- **STATED TASK 1**
Rewrite the layout dataset entries from the first one through the line holding "x-tick-label: 10 [1242, 1549, 1278, 1582]", inclusive, replacing "isotherm-line" with "isotherm" and leaving everything else unchanged.

Benmosche has been a good capital allocator, first and foremost. He pushed for share buybacks and took advantage of book value discounts in the 50% neighborhood.

Share repurchases in particular have been a savvy move, that has served American International Group's book value and its shareholders well.

From the end of 2012 to the first quarter of 2014, American International Group's book value per share has grown more than 8% to $71.77 which is not an easy thing to do for a company of AIG's size.

Coming to AIG at the height of the financial crisis and when AIG was facing insolvency, Benmosche took on what was then probably the most hated job in America. However, he kept his cool and quickly earned the respect of investors and analysts.

Even though wide-spread pessimism with respect to AIG's future persists, American International Group remains a fundamentally solid insurance franchise with much more potential to grow its valuation.

Time after Benmosche-A focus on operational improvements
After spearheading American International Group's return to profitability and book value growth, Benmosche is now set to be replaced by Peter D. Hancock, a seasoned insurance professional and current Chief Executive Officer of AIG's property and casualty division. Hancock will take over on September 1 while Benmosche will stay on as an advisor.

Transferring responsibility for AIG is the right move for shareholders at this time. Benmosche has been done everything he could and fundamentally restructured, downsized and rebranded AIG.

But now is the time to focus on the insurance company's underlying profitability and an improvement in combined ratios which requires hand-on insurance experience.

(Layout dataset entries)
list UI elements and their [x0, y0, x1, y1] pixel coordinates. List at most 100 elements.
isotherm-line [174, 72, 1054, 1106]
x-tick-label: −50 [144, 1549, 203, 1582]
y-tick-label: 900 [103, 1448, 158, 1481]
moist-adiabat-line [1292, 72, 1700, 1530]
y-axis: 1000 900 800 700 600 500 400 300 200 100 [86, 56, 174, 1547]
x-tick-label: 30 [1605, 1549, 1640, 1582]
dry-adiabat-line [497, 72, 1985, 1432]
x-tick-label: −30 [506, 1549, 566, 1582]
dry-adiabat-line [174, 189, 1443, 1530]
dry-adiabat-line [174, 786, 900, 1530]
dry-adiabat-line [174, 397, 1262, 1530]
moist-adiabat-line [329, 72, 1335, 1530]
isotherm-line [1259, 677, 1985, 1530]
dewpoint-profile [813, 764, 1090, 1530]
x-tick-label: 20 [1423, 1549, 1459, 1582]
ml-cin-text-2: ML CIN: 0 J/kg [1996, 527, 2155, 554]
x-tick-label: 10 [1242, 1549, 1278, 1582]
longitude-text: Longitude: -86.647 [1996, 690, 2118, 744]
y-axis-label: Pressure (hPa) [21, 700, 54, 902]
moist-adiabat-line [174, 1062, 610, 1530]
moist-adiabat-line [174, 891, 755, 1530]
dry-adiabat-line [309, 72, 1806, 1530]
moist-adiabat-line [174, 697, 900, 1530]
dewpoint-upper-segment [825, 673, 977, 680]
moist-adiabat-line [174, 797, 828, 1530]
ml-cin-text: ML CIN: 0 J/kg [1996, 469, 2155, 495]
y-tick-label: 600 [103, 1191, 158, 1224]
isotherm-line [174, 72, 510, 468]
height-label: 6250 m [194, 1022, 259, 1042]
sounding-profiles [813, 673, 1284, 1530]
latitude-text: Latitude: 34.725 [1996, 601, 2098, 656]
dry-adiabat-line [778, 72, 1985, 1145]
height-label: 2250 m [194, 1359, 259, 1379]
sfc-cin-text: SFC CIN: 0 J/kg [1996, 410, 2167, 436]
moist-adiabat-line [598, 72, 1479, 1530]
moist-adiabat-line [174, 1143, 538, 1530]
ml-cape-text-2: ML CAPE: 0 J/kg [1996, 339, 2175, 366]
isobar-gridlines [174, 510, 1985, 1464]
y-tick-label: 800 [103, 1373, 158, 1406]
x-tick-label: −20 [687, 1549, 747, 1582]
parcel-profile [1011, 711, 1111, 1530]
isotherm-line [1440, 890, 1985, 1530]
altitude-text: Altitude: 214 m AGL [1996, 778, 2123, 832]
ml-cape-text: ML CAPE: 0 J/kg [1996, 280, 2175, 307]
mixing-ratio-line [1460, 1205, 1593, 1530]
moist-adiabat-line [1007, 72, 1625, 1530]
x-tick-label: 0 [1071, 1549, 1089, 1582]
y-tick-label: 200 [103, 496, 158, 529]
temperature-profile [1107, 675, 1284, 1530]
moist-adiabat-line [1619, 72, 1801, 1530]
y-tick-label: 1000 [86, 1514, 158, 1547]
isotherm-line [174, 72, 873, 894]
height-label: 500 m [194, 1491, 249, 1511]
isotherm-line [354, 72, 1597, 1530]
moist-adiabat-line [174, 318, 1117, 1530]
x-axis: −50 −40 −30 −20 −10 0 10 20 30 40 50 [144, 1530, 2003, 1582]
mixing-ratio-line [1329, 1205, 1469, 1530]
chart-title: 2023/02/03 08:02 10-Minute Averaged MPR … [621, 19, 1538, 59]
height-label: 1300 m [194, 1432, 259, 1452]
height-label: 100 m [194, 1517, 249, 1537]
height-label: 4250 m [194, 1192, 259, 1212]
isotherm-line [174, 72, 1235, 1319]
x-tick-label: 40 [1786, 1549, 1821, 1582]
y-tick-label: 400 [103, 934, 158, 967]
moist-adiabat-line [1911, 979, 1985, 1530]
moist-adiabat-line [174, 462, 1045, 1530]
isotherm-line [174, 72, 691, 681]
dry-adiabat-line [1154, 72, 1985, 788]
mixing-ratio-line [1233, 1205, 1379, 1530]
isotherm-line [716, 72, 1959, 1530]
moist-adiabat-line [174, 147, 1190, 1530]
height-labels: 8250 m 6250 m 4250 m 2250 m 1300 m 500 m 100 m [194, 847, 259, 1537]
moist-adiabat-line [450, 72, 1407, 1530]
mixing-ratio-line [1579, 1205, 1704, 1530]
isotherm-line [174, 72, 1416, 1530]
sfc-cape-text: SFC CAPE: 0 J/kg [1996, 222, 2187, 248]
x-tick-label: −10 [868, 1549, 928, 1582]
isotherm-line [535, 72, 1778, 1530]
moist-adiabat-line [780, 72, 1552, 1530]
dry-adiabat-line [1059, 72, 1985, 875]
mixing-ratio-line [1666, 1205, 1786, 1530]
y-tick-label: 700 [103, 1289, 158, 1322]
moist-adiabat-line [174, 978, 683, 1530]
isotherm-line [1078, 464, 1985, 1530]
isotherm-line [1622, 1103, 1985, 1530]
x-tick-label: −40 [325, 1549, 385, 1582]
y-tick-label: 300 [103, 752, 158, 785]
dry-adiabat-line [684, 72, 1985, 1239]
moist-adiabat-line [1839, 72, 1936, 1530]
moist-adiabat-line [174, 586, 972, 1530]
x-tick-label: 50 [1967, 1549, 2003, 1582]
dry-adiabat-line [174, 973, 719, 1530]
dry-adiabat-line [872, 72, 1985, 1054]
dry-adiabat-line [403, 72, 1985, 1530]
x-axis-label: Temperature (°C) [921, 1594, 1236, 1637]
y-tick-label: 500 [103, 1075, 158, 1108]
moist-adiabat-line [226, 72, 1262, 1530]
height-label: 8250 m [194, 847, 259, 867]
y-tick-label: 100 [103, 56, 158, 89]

- **STATED TASK 2**
Extend the passage on Benmosche's tenure at AIG and the handover to Hancock, picking up after its final sentence.

- **ANSWER 1**
list UI elements and their [x0, y0, x1, y1] pixel coordinates. List at most 100 elements.
isotherm [174, 72, 1054, 1106]
x-tick-label: −50 [144, 1549, 203, 1582]
y-tick-label: 900 [103, 1448, 158, 1481]
moist-adiabat-line [1292, 72, 1700, 1530]
y-axis: 1000 900 800 700 600 500 400 300 200 100 [86, 56, 174, 1547]
x-tick-label: 30 [1605, 1549, 1640, 1582]
dry-adiabat-line [497, 72, 1985, 1432]
x-tick-label: −30 [506, 1549, 566, 1582]
dry-adiabat-line [174, 189, 1443, 1530]
dry-adiabat-line [174, 786, 900, 1530]
dry-adiabat-line [174, 397, 1262, 1530]
moist-adiabat-line [329, 72, 1335, 1530]
isotherm [1259, 677, 1985, 1530]
dewpoint-profile [813, 764, 1090, 1530]
x-tick-label: 20 [1423, 1549, 1459, 1582]
ml-cin-text-2: ML CIN: 0 J/kg [1996, 527, 2155, 554]
x-tick-label: 10 [1242, 1549, 1278, 1582]

- **ANSWER 2**
AIG's property- and casualty business, for instance, reported a first quarter combined ratio of 101.2 vs. 97.3 in the prior year. Combined ratios reflect underwriter discipline: A ratio above 100 shows, that the company is not covering expenses and claims with the premiums it is taken in. The result is an underwriting loss which stood at $97 million in the first quarter in the case of AIG.

American International Group's high combined ratios in the property and casualty business, however, are a big chance for the insurance company to create value. If AIG manages under new CEO leadership to push its property and casualty combined ratio in the 95.0-96.0 region, institutional investors would probably feel more comfortable in purchasing AIG and cause higher share prices.

The Foolish Bottom Line
Benmosche deserves credit for his restructuring success at AIG. However, the new CEO is a seasoned insurance executive and, with his background in the property and casualty business, seems to be right man to improve AIG's underlying insurance metrics.

In any case, with a 23% discount to book value, investors are hardly overpaying, but have a lot to look forward to under Hancock's stewardship.